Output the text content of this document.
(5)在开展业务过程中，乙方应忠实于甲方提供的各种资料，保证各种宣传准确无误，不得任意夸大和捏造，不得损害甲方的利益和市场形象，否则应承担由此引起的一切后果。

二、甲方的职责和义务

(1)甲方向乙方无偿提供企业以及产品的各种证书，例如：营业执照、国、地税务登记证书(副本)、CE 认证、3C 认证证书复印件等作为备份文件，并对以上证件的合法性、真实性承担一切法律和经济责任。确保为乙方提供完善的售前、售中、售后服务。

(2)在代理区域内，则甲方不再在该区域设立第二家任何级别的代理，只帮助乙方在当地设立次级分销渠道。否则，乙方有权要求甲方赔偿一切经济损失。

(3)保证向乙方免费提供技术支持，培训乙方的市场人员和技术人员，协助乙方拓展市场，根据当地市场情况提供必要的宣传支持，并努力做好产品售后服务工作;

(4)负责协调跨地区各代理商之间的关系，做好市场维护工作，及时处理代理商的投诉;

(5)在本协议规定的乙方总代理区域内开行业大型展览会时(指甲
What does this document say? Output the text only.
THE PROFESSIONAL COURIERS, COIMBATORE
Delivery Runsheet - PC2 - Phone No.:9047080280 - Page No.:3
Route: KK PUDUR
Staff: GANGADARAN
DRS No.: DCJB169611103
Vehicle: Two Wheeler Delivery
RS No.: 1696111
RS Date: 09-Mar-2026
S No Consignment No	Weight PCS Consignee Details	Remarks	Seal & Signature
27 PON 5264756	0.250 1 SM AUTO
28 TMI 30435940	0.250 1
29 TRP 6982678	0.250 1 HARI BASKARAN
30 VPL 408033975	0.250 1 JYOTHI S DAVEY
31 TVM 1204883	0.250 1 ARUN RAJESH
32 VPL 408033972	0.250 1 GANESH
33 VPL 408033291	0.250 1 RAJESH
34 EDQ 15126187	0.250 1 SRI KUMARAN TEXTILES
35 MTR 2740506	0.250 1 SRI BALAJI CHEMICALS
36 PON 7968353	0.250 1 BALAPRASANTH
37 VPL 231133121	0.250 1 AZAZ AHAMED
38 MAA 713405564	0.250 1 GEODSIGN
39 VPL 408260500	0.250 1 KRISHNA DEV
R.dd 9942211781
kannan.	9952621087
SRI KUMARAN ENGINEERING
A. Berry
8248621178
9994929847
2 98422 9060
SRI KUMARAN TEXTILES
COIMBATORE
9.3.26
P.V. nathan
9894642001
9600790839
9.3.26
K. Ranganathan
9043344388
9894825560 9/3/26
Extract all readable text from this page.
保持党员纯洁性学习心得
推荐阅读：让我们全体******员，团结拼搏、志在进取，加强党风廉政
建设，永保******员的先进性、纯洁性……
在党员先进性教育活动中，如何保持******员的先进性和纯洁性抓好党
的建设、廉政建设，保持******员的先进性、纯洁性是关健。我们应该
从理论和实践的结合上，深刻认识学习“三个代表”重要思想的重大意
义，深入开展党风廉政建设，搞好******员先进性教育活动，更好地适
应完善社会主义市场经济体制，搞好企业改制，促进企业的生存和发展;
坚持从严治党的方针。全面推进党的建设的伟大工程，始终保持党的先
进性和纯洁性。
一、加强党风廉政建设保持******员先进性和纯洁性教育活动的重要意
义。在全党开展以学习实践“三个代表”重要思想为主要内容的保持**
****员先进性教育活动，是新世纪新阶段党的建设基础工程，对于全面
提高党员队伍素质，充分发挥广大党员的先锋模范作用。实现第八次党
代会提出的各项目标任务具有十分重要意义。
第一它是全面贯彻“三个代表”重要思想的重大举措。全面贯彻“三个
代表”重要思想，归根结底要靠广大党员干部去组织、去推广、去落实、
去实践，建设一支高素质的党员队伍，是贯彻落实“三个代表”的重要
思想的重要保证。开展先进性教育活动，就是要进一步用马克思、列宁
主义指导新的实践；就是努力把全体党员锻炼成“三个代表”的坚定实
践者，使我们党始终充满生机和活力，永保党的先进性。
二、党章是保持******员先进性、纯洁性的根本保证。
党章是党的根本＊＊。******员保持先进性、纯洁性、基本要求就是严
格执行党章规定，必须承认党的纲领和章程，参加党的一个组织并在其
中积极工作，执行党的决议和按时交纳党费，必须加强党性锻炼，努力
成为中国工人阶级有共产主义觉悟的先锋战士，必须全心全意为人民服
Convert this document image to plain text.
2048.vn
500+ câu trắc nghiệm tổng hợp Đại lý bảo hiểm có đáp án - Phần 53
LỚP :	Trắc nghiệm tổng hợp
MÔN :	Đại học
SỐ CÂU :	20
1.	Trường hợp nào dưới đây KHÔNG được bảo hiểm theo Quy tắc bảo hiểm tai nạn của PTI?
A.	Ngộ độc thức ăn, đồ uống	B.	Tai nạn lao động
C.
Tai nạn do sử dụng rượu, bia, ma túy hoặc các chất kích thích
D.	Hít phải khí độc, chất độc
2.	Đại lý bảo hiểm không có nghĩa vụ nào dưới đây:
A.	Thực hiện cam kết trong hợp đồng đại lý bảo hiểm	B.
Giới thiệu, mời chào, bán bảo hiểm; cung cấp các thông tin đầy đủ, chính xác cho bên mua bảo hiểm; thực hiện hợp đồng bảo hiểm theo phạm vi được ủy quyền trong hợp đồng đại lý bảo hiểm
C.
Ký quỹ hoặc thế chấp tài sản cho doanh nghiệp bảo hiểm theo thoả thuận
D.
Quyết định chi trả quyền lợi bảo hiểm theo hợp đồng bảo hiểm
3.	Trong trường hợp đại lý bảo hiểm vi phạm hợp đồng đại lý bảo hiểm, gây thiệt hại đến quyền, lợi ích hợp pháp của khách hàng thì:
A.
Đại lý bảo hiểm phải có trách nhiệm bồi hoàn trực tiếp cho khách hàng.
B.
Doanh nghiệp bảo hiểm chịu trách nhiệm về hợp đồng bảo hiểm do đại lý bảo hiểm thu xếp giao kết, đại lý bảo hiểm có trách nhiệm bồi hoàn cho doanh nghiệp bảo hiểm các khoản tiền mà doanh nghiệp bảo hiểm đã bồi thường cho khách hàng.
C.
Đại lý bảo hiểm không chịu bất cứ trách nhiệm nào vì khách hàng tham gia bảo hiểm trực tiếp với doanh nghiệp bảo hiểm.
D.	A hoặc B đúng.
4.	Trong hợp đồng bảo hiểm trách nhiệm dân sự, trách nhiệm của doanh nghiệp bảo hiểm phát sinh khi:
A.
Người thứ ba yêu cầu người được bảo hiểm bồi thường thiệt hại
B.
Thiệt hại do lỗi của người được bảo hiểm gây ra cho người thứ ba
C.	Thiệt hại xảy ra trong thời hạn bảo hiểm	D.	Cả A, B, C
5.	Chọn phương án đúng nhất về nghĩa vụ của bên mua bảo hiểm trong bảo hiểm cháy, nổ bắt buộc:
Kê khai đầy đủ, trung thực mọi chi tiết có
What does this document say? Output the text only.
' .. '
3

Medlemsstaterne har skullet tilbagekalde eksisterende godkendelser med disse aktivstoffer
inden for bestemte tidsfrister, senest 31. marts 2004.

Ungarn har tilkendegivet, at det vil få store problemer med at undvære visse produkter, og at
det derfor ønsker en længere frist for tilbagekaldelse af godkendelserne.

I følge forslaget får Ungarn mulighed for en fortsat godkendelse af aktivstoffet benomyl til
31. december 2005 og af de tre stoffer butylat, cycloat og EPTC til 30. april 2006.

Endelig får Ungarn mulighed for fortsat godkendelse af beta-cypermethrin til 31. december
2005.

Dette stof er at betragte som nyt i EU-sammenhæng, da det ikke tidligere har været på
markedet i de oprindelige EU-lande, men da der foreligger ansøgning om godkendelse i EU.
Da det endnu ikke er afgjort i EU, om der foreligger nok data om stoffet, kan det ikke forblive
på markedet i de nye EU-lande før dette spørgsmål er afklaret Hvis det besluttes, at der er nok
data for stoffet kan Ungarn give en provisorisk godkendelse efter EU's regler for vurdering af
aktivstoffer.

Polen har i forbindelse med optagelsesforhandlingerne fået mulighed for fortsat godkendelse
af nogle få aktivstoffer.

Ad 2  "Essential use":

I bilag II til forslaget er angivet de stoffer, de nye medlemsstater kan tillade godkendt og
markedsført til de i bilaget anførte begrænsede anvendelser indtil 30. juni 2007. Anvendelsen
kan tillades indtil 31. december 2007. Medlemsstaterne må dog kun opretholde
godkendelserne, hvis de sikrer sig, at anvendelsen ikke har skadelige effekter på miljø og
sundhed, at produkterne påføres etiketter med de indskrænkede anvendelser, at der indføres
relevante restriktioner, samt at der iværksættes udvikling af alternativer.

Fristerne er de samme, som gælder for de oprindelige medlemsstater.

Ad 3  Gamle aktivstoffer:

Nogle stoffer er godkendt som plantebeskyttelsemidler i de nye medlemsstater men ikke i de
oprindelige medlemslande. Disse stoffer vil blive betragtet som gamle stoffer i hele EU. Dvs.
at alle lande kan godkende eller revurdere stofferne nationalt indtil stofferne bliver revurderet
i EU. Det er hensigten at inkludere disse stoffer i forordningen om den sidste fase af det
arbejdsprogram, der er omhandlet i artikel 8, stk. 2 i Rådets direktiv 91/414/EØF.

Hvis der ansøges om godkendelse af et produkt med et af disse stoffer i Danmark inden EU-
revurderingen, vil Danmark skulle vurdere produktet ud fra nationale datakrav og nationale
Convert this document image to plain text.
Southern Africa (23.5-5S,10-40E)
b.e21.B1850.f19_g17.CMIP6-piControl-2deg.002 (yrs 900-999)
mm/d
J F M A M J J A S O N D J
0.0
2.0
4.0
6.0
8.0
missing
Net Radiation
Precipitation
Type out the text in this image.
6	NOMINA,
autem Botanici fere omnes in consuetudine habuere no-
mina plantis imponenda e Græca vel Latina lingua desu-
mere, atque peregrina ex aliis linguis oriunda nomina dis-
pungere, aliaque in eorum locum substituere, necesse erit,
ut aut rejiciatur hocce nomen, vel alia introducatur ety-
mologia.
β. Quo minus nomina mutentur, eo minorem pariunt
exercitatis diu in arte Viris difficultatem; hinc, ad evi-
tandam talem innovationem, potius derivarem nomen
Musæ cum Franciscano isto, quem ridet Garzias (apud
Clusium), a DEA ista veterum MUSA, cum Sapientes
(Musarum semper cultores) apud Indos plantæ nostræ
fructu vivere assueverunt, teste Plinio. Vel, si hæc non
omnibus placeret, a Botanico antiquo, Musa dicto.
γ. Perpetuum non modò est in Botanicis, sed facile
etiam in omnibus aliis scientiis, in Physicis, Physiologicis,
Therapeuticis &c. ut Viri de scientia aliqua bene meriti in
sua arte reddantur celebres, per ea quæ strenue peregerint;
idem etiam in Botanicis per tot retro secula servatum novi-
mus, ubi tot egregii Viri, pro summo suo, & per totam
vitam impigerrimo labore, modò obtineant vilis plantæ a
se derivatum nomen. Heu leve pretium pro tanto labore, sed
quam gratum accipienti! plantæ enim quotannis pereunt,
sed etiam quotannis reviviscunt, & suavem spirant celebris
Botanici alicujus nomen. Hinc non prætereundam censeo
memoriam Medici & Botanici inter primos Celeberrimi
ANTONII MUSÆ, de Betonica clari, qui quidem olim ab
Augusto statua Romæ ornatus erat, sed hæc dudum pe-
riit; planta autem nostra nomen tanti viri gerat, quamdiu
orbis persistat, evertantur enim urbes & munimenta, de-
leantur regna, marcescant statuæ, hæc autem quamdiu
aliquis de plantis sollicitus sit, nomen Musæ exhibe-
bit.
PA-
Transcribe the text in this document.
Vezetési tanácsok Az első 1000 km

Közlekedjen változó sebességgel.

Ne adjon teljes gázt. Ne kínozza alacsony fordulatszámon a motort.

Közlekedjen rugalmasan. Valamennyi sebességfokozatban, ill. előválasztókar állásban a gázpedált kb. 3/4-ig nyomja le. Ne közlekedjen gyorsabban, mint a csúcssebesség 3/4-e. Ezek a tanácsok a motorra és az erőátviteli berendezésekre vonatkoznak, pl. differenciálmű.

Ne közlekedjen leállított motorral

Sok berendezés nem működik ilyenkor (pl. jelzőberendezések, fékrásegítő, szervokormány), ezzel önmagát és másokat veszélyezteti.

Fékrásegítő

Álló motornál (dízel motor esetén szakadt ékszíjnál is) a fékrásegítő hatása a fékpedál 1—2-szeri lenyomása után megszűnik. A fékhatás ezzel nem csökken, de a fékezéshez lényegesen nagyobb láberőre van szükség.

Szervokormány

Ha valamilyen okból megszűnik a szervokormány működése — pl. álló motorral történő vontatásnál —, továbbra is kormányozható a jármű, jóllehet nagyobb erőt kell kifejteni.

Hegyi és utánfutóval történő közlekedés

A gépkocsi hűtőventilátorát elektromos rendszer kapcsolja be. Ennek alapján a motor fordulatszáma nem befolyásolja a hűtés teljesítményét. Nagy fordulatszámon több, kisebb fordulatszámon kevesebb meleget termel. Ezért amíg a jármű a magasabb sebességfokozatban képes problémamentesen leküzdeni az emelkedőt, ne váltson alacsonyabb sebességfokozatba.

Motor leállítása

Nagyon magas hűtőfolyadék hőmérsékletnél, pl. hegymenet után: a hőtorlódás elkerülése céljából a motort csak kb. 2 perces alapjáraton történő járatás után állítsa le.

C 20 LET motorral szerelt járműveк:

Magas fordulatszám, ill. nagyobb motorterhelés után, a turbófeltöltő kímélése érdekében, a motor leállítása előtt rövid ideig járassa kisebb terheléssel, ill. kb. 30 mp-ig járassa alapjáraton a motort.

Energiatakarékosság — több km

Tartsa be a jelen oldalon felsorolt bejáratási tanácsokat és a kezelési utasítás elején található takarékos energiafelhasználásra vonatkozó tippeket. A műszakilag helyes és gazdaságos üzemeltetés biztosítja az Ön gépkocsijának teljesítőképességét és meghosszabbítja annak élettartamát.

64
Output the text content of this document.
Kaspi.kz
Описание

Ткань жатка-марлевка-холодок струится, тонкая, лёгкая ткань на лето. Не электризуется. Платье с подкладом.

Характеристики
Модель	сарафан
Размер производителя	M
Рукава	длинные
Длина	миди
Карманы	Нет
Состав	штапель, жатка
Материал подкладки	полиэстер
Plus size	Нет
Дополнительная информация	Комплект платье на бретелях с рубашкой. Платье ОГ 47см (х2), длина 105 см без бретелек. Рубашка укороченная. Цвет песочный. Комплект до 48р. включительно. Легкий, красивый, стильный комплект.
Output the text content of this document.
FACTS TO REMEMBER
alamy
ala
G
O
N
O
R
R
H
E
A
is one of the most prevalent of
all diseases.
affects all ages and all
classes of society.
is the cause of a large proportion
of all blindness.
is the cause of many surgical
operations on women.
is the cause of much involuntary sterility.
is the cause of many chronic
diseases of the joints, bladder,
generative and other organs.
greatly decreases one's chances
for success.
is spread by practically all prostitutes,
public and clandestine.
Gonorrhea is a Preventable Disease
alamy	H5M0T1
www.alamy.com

§ §

▶ _What is being asked_: Check each line of the records for "Delivery" and copy the ones that contain it.

▶ _Answer for this exercise_:
Delivery Runsheet - PC2 - Phone No.:9047080280 - Page No.:3
Vehicle: Two Wheeler Delivery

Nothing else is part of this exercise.